ENTRIES SHOWN =>
********************

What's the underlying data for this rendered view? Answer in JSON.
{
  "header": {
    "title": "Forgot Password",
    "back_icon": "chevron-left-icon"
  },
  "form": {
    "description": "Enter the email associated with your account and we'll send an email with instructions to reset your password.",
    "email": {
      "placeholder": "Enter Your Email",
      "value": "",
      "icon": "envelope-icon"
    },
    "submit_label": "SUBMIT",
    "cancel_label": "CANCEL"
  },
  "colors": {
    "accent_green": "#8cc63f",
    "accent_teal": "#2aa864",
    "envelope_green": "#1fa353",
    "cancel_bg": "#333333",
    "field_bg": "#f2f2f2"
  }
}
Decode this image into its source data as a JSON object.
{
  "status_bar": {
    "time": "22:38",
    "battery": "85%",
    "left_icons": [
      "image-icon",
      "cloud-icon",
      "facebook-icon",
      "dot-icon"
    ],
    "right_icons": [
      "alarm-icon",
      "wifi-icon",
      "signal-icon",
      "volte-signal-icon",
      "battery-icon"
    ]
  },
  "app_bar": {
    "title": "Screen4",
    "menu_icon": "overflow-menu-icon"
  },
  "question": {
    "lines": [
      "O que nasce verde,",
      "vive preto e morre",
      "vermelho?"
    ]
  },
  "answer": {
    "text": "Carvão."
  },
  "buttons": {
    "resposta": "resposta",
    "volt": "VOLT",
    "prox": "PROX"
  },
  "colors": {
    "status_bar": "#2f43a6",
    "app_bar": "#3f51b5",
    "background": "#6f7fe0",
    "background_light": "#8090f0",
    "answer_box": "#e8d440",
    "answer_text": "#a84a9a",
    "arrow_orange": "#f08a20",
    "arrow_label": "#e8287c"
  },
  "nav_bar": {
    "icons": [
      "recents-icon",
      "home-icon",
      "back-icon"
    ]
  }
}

********************

GIVEN INSTRUCTION => In the records, locate each line holding the string "image" and copy it.

ANSWER TO THIS PROBLEM =>
Decode this image into its source data as a JSON object.
      "image-icon",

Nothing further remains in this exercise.